YOUR TASK.
Restate each of the lines below word for word and drop every picture.

Extracted records.
+++++

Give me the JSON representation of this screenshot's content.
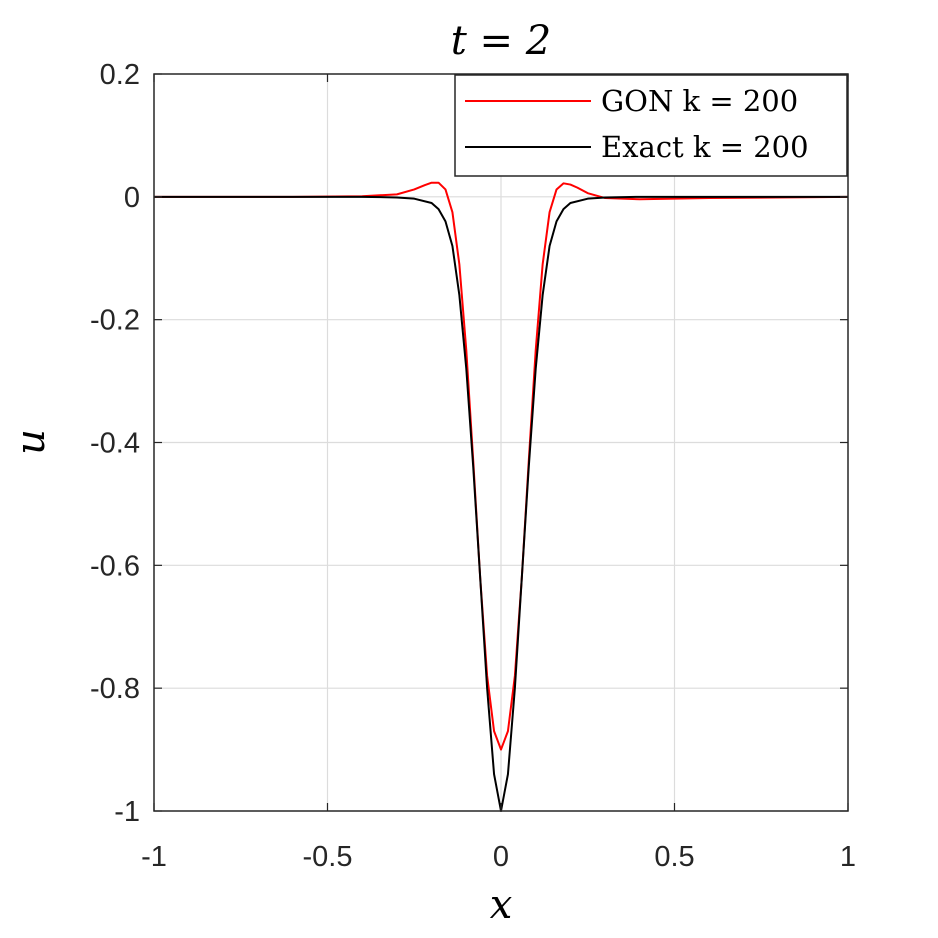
{
  "chart_data": {
    "type": "line",
    "title": "t = 2",
    "xlabel": "x",
    "ylabel": "u",
    "xlim": [
      -1,
      1
    ],
    "ylim": [
      -1,
      0.2
    ],
    "xticks": [
      -1,
      -0.5,
      0,
      0.5,
      1
    ],
    "xtick_labels": [
      "-1",
      "-0.5",
      "0",
      "0.5",
      "1"
    ],
    "yticks": [
      -1,
      -0.8,
      -0.6,
      -0.4,
      -0.2,
      0,
      0.2
    ],
    "ytick_labels": [
      "-1",
      "-0.8",
      "-0.6",
      "-0.4",
      "-0.2",
      "0",
      "0.2"
    ],
    "grid": true,
    "legend_position": "top-right",
    "series": [
      {
        "name": "GON k = 200",
        "color": "#ff0000",
        "x": [
          -1,
          -0.6,
          -0.4,
          -0.3,
          -0.25,
          -0.22,
          -0.2,
          -0.18,
          -0.16,
          -0.14,
          -0.12,
          -0.1,
          -0.08,
          -0.06,
          -0.04,
          -0.02,
          0,
          0.02,
          0.04,
          0.06,
          0.08,
          0.1,
          0.12,
          0.14,
          0.16,
          0.18,
          0.2,
          0.22,
          0.25,
          0.3,
          0.4,
          0.5,
          0.6,
          1
        ],
        "y": [
          0,
          0,
          0.001,
          0.004,
          0.012,
          0.019,
          0.023,
          0.023,
          0.012,
          -0.025,
          -0.11,
          -0.25,
          -0.43,
          -0.62,
          -0.78,
          -0.87,
          -0.9,
          -0.87,
          -0.78,
          -0.62,
          -0.43,
          -0.25,
          -0.11,
          -0.025,
          0.012,
          0.022,
          0.02,
          0.015,
          0.006,
          -0.002,
          -0.004,
          -0.003,
          -0.002,
          0
        ]
      },
      {
        "name": "Exact k = 200",
        "color": "#000000",
        "x": [
          -1,
          -0.4,
          -0.3,
          -0.25,
          -0.2,
          -0.18,
          -0.16,
          -0.14,
          -0.12,
          -0.1,
          -0.08,
          -0.06,
          -0.04,
          -0.02,
          0,
          0.02,
          0.04,
          0.06,
          0.08,
          0.1,
          0.12,
          0.14,
          0.16,
          0.18,
          0.2,
          0.25,
          0.3,
          0.4,
          1
        ],
        "y": [
          0,
          0,
          -0.001,
          -0.003,
          -0.01,
          -0.02,
          -0.04,
          -0.08,
          -0.16,
          -0.28,
          -0.44,
          -0.62,
          -0.8,
          -0.94,
          -1,
          -0.94,
          -0.8,
          -0.62,
          -0.44,
          -0.28,
          -0.16,
          -0.08,
          -0.04,
          -0.02,
          -0.01,
          -0.003,
          -0.001,
          0,
          0
        ]
      }
    ]
  }
}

+++++

ANSWER.
Give me the JSON representation of this screenshot's content.
{
  "chart_data": {
    "type": "line",
    "title": "t = 2",
    "xlabel": "x",
    "ylabel": "u",
    "xlim": [
      -1,
      1
    ],
    "ylim": [
      -1,
      0.2
    ],
    "xticks": [
      -1,
      -0.5,
      0,
      0.5,
      1
    ],
    "xtick_labels": [
      "-1",
      "-0.5",
      "0",
      "0.5",
      "1"
    ],
    "yticks": [
      -1,
      -0.8,
      -0.6,
      -0.4,
      -0.2,
      0,
      0.2
    ],
    "ytick_labels": [
      "-1",
      "-0.8",
      "-0.6",
      "-0.4",
      "-0.2",
      "0",
      "0.2"
    ],
    "grid": true,
    "legend_position": "top-right",
    "series": [
      {
        "name": "GON k = 200",
        "color": "#ff0000",
        "x": [
          -1,
          -0.6,
          -0.4,
          -0.3,
          -0.25,
          -0.22,
          -0.2,
          -0.18,
          -0.16,
          -0.14,
          -0.12,
          -0.1,
          -0.08,
          -0.06,
          -0.04,
          -0.02,
          0,
          0.02,
          0.04,
          0.06,
          0.08,
          0.1,
          0.12,
          0.14,
          0.16,
          0.18,
          0.2,
          0.22,
          0.25,
          0.3,
          0.4,
          0.5,
          0.6,
          1
        ],
        "y": [
          0,
          0,
          0.001,
          0.004,
          0.012,
          0.019,
          0.023,
          0.023,
          0.012,
          -0.025,
          -0.11,
          -0.25,
          -0.43,
          -0.62,
          -0.78,
          -0.87,
          -0.9,
          -0.87,
          -0.78,
          -0.62,
          -0.43,
          -0.25,
          -0.11,
          -0.025,
          0.012,
          0.022,
          0.02,
          0.015,
          0.006,
          -0.002,
          -0.004,
          -0.003,
          -0.002,
          0
        ]
      },
      {
        "name": "Exact k = 200",
        "color": "#000000",
        "x": [
          -1,
          -0.4,
          -0.3,
          -0.25,
          -0.2,
          -0.18,
          -0.16,
          -0.14,
          -0.12,
          -0.1,
          -0.08,
          -0.06,
          -0.04,
          -0.02,
          0,
          0.02,
          0.04,
          0.06,
          0.08,
          0.1,
          0.12,
          0.14,
          0.16,
          0.18,
          0.2,
          0.25,
          0.3,
          0.4,
          1
        ],
        "y": [
          0,
          0,
          -0.001,
          -0.003,
          -0.01,
          -0.02,
          -0.04,
          -0.08,
          -0.16,
          -0.28,
          -0.44,
          -0.62,
          -0.8,
          -0.94,
          -1,
          -0.94,
          -0.8,
          -0.62,
          -0.44,
          -0.28,
          -0.16,
          -0.08,
          -0.04,
          -0.02,
          -0.01,
          -0.003,
          -0.001,
          0,
          0
        ]
      }
    ]
  }
}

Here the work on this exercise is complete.